• Exercise
Give exactly the lines from the one with "Give me the" through the final line of the listing below, both included, leaving out any pictures.

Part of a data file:
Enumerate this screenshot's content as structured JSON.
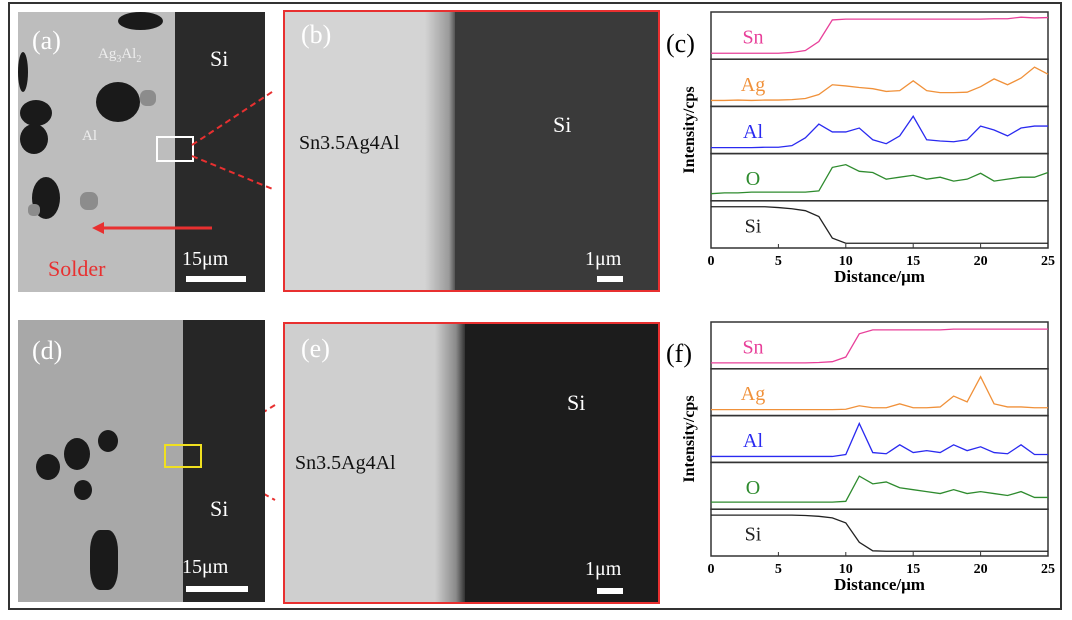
{
  "panels": {
    "a": {
      "label": "(a)",
      "si": "Si",
      "ag3al2": "Ag",
      "ag3al2_sub1": "3",
      "ag3al2_mid": "Al",
      "ag3al2_sub2": "2",
      "al": "Al",
      "solder": "Solder",
      "scale": "15μm"
    },
    "b": {
      "label": "(b)",
      "alloy": "Sn3.5Ag4Al",
      "si": "Si",
      "scale": "1μm"
    },
    "d": {
      "label": "(d)",
      "si": "Si",
      "scale": "15μm"
    },
    "e": {
      "label": "(e)",
      "alloy": "Sn3.5Ag4Al",
      "si": "Si",
      "scale": "1μm"
    }
  },
  "colors": {
    "Sn": "#e8409a",
    "Ag": "#f0913a",
    "Al": "#2a2af0",
    "O": "#2e8b2e",
    "Si": "#222222",
    "zoom_box_a": "#ffffff",
    "zoom_box_d": "#f0e020",
    "arrow": "#e83030"
  },
  "chart_data": [
    {
      "type": "line",
      "panel_label": "(c)",
      "xlabel": "Distance/μm",
      "ylabel": "Intensity/cps",
      "xlim": [
        0,
        25
      ],
      "xticks": [
        "0",
        "5",
        "10",
        "15",
        "20",
        "25"
      ],
      "layout": "stacked strips",
      "x": [
        0,
        1,
        2,
        3,
        4,
        5,
        6,
        7,
        8,
        9,
        10,
        11,
        12,
        13,
        14,
        15,
        16,
        17,
        18,
        19,
        20,
        21,
        22,
        23,
        24,
        25
      ],
      "series": [
        {
          "name": "Sn",
          "values": [
            0.05,
            0.05,
            0.05,
            0.05,
            0.05,
            0.05,
            0.07,
            0.12,
            0.35,
            0.9,
            0.92,
            0.92,
            0.92,
            0.92,
            0.92,
            0.92,
            0.92,
            0.92,
            0.92,
            0.92,
            0.92,
            0.93,
            0.93,
            0.97,
            0.95,
            0.96
          ]
        },
        {
          "name": "Ag",
          "values": [
            0.05,
            0.05,
            0.06,
            0.05,
            0.06,
            0.06,
            0.07,
            0.1,
            0.2,
            0.45,
            0.42,
            0.38,
            0.35,
            0.28,
            0.3,
            0.55,
            0.3,
            0.25,
            0.25,
            0.26,
            0.4,
            0.6,
            0.45,
            0.62,
            0.9,
            0.72
          ]
        },
        {
          "name": "Al",
          "values": [
            0.05,
            0.05,
            0.05,
            0.05,
            0.06,
            0.06,
            0.1,
            0.3,
            0.65,
            0.45,
            0.45,
            0.55,
            0.25,
            0.15,
            0.35,
            0.85,
            0.25,
            0.22,
            0.2,
            0.25,
            0.6,
            0.5,
            0.35,
            0.55,
            0.6,
            0.6
          ]
        },
        {
          "name": "O",
          "values": [
            0.08,
            0.1,
            0.1,
            0.12,
            0.12,
            0.12,
            0.12,
            0.12,
            0.15,
            0.75,
            0.82,
            0.65,
            0.62,
            0.45,
            0.5,
            0.55,
            0.45,
            0.5,
            0.4,
            0.45,
            0.6,
            0.4,
            0.45,
            0.5,
            0.5,
            0.62
          ]
        },
        {
          "name": "Si",
          "values": [
            0.95,
            0.95,
            0.95,
            0.95,
            0.95,
            0.93,
            0.9,
            0.85,
            0.7,
            0.15,
            0.02,
            0.02,
            0.02,
            0.02,
            0.02,
            0.02,
            0.02,
            0.02,
            0.02,
            0.02,
            0.02,
            0.02,
            0.02,
            0.02,
            0.02,
            0.02
          ]
        }
      ]
    },
    {
      "type": "line",
      "panel_label": "(f)",
      "xlabel": "Distance/μm",
      "ylabel": "Intensity/cps",
      "xlim": [
        0,
        25
      ],
      "xticks": [
        "0",
        "5",
        "10",
        "15",
        "20",
        "25"
      ],
      "layout": "stacked strips",
      "x": [
        0,
        1,
        2,
        3,
        4,
        5,
        6,
        7,
        8,
        9,
        10,
        11,
        12,
        13,
        14,
        15,
        16,
        17,
        18,
        19,
        20,
        21,
        22,
        23,
        24,
        25
      ],
      "series": [
        {
          "name": "Sn",
          "values": [
            0.05,
            0.05,
            0.05,
            0.05,
            0.05,
            0.05,
            0.05,
            0.05,
            0.06,
            0.08,
            0.2,
            0.8,
            0.9,
            0.9,
            0.9,
            0.9,
            0.9,
            0.9,
            0.92,
            0.92,
            0.92,
            0.92,
            0.92,
            0.92,
            0.92,
            0.92
          ]
        },
        {
          "name": "Ag",
          "values": [
            0.05,
            0.05,
            0.05,
            0.05,
            0.05,
            0.05,
            0.05,
            0.05,
            0.05,
            0.05,
            0.06,
            0.15,
            0.1,
            0.1,
            0.2,
            0.1,
            0.1,
            0.12,
            0.4,
            0.25,
            0.9,
            0.2,
            0.12,
            0.12,
            0.1,
            0.1
          ]
        },
        {
          "name": "Al",
          "values": [
            0.05,
            0.05,
            0.05,
            0.05,
            0.05,
            0.05,
            0.05,
            0.05,
            0.05,
            0.05,
            0.1,
            0.9,
            0.15,
            0.12,
            0.35,
            0.15,
            0.2,
            0.15,
            0.35,
            0.2,
            0.3,
            0.15,
            0.12,
            0.35,
            0.1,
            0.1
          ]
        },
        {
          "name": "O",
          "values": [
            0.08,
            0.08,
            0.08,
            0.08,
            0.08,
            0.08,
            0.08,
            0.08,
            0.08,
            0.08,
            0.1,
            0.75,
            0.55,
            0.6,
            0.45,
            0.4,
            0.35,
            0.3,
            0.4,
            0.3,
            0.35,
            0.3,
            0.25,
            0.35,
            0.2,
            0.2
          ]
        },
        {
          "name": "Si",
          "values": [
            0.95,
            0.95,
            0.95,
            0.95,
            0.95,
            0.95,
            0.95,
            0.94,
            0.92,
            0.88,
            0.75,
            0.25,
            0.03,
            0.02,
            0.02,
            0.02,
            0.02,
            0.02,
            0.02,
            0.02,
            0.02,
            0.02,
            0.02,
            0.02,
            0.02,
            0.02
          ]
        }
      ]
    }
  ]
}
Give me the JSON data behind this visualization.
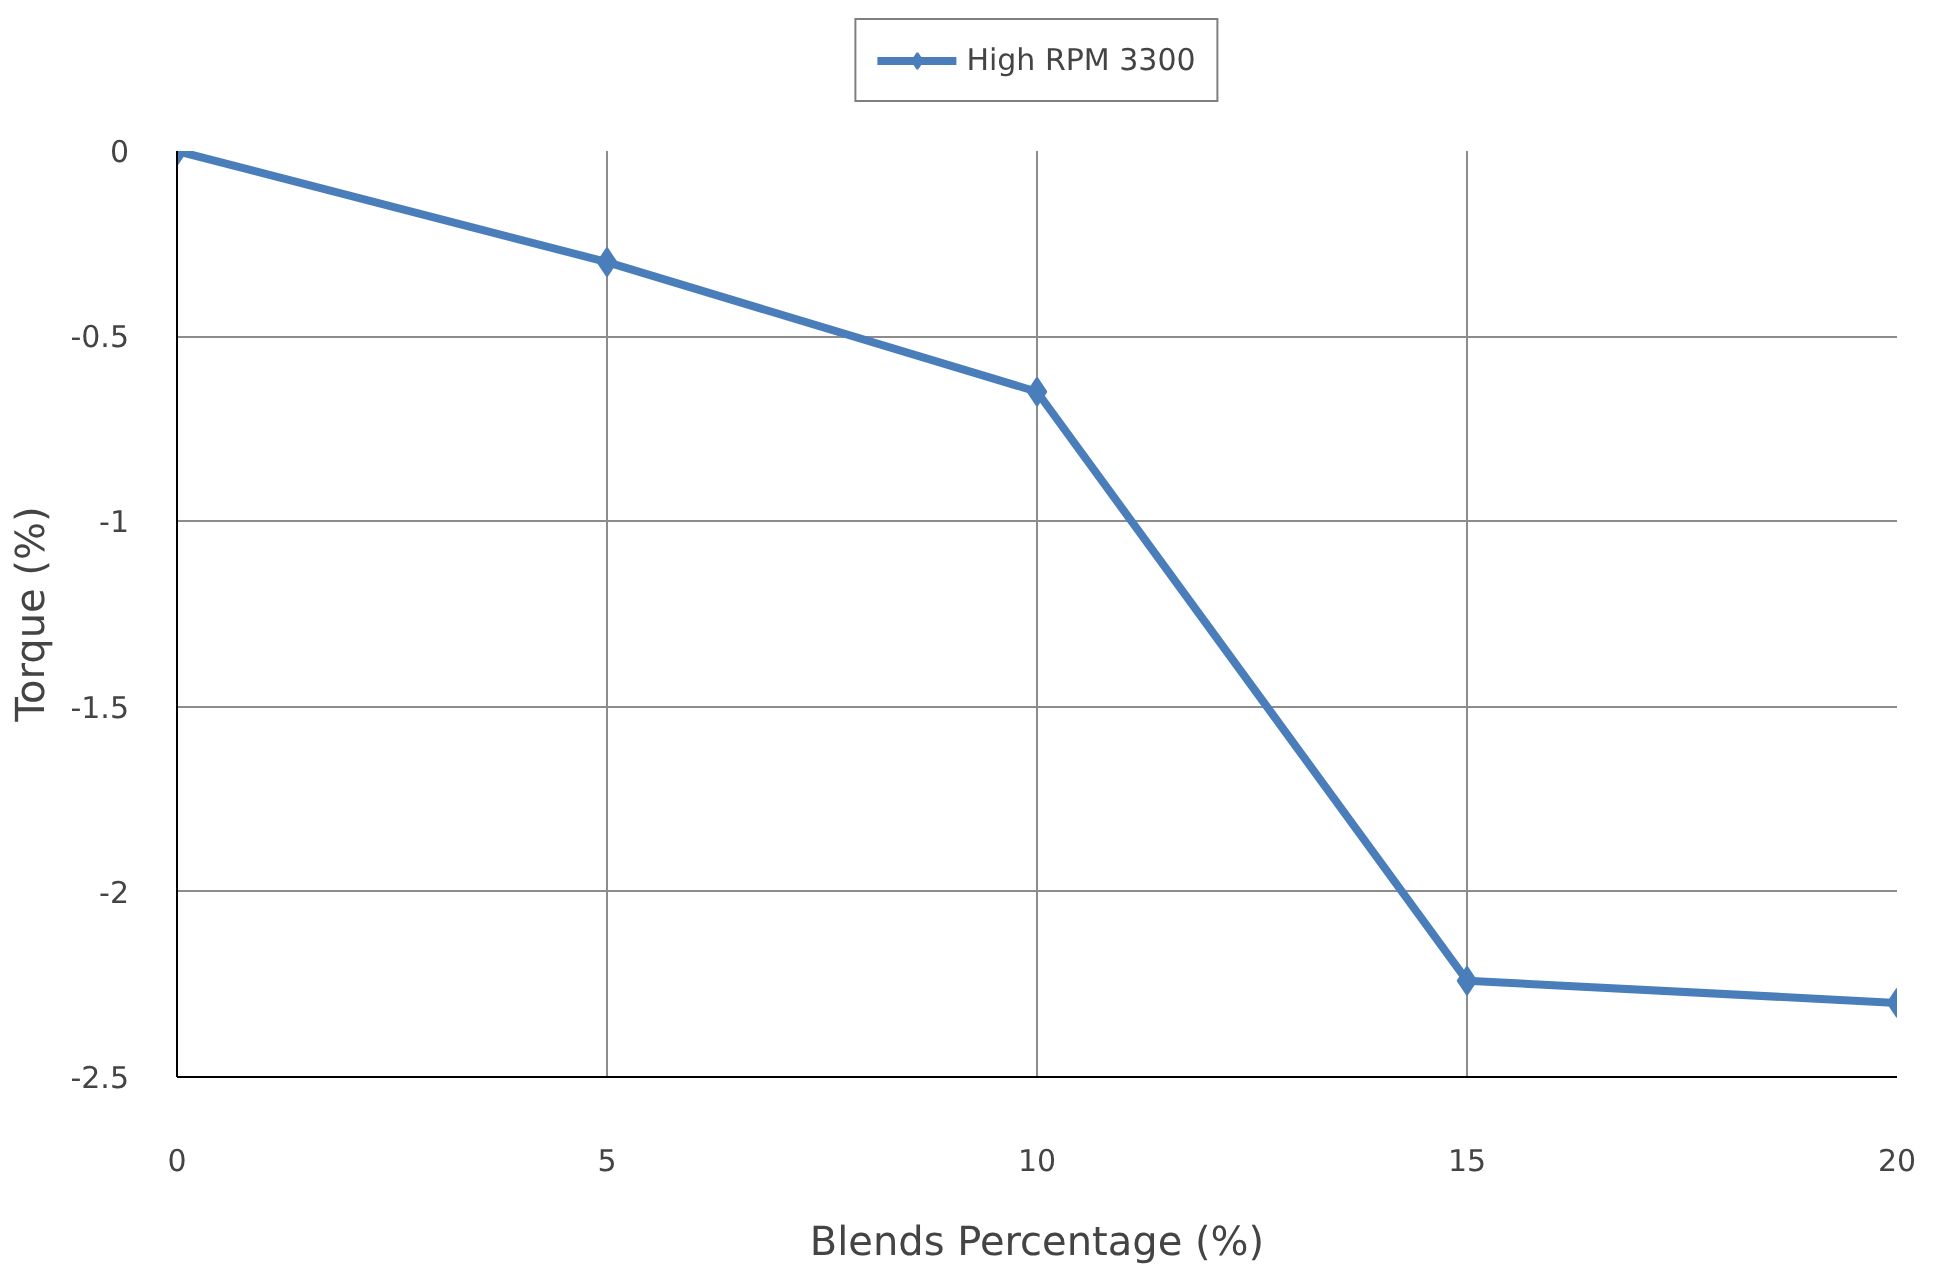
{
  "chart_data": {
    "type": "line",
    "xlabel": "Blends Percentage (%)",
    "ylabel": "Torque (%)",
    "x": [
      0,
      5,
      10,
      15,
      20
    ],
    "series": [
      {
        "name": "High RPM 3300",
        "color": "#4a7ebb",
        "values": [
          0,
          -0.3,
          -0.65,
          -2.24,
          -2.3
        ]
      }
    ],
    "xlim": [
      0,
      20
    ],
    "ylim": [
      -2.5,
      0
    ],
    "xticks": [
      0,
      5,
      10,
      15,
      20
    ],
    "yticks": [
      0,
      -0.5,
      -1,
      -1.5,
      -2,
      -2.5
    ],
    "grid": true,
    "legend": "top",
    "marker": "diamond",
    "line_style": "solid"
  }
}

• Response
Give me the JSON data behind this visualization.
{
  "chart_data": {
    "type": "line",
    "xlabel": "Blends Percentage (%)",
    "ylabel": "Torque (%)",
    "x": [
      0,
      5,
      10,
      15,
      20
    ],
    "series": [
      {
        "name": "High RPM 3300",
        "color": "#4a7ebb",
        "values": [
          0,
          -0.3,
          -0.65,
          -2.24,
          -2.3
        ]
      }
    ],
    "xlim": [
      0,
      20
    ],
    "ylim": [
      -2.5,
      0
    ],
    "xticks": [
      0,
      5,
      10,
      15,
      20
    ],
    "yticks": [
      0,
      -0.5,
      -1,
      -1.5,
      -2,
      -2.5
    ],
    "grid": true,
    "legend": "top",
    "marker": "diamond",
    "line_style": "solid"
  }
}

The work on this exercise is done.